**PROVIDED DATA**
★ ★ ★
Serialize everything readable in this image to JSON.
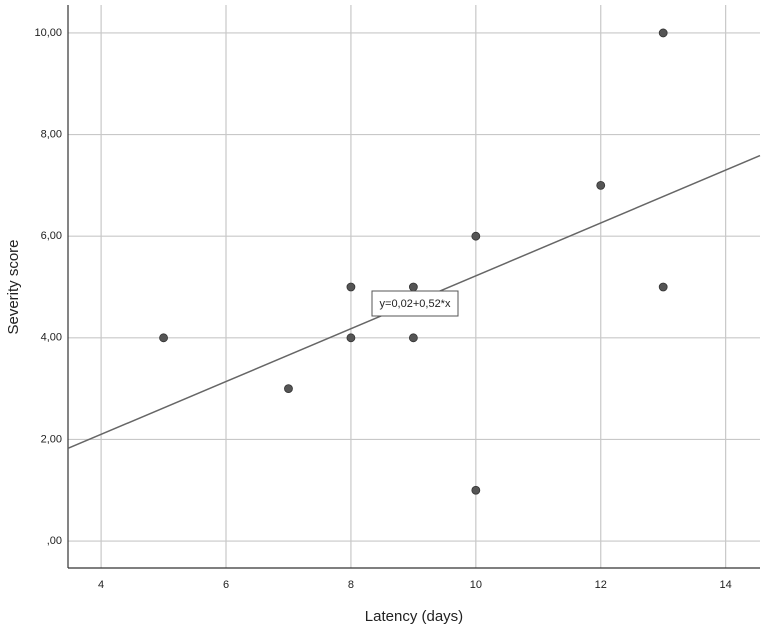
{
  "chart_data": {
    "type": "scatter",
    "x_label": "Latency (days)",
    "y_label": "Severity score",
    "x": [
      5,
      7,
      8,
      8,
      9,
      9,
      10,
      10,
      12,
      13,
      13
    ],
    "values": [
      4,
      3,
      5,
      4,
      5,
      4,
      6,
      1,
      7,
      10,
      5
    ],
    "color": "#555555",
    "fit": {
      "intercept": 0.02,
      "slope": 0.52,
      "label": "y=0,02+0,52*x",
      "color": "#666666"
    },
    "xlim": [
      3.47,
      14.55
    ],
    "ylim": [
      -0.53,
      10.55
    ],
    "xticks": [
      4,
      6,
      8,
      10,
      12,
      14
    ],
    "yticks": [
      {
        "value": 0,
        "label": ",00"
      },
      {
        "value": 2,
        "label": "2,00"
      },
      {
        "value": 4,
        "label": "4,00"
      },
      {
        "value": 6,
        "label": "6,00"
      },
      {
        "value": 8,
        "label": "8,00"
      },
      {
        "value": 10,
        "label": "10,00"
      }
    ],
    "grid": true
  }
}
★ ★ ★
Leave images out of the retyped records; keep all else exact.

**EXERCISE SOLUTION**
Serialize everything readable in this image to JSON.
{
  "chart_data": {
    "type": "scatter",
    "x_label": "Latency (days)",
    "y_label": "Severity score",
    "x": [
      5,
      7,
      8,
      8,
      9,
      9,
      10,
      10,
      12,
      13,
      13
    ],
    "values": [
      4,
      3,
      5,
      4,
      5,
      4,
      6,
      1,
      7,
      10,
      5
    ],
    "color": "#555555",
    "fit": {
      "intercept": 0.02,
      "slope": 0.52,
      "label": "y=0,02+0,52*x",
      "color": "#666666"
    },
    "xlim": [
      3.47,
      14.55
    ],
    "ylim": [
      -0.53,
      10.55
    ],
    "xticks": [
      4,
      6,
      8,
      10,
      12,
      14
    ],
    "yticks": [
      {
        "value": 0,
        "label": ",00"
      },
      {
        "value": 2,
        "label": "2,00"
      },
      {
        "value": 4,
        "label": "4,00"
      },
      {
        "value": 6,
        "label": "6,00"
      },
      {
        "value": 8,
        "label": "8,00"
      },
      {
        "value": 10,
        "label": "10,00"
      }
    ],
    "grid": true
  }
}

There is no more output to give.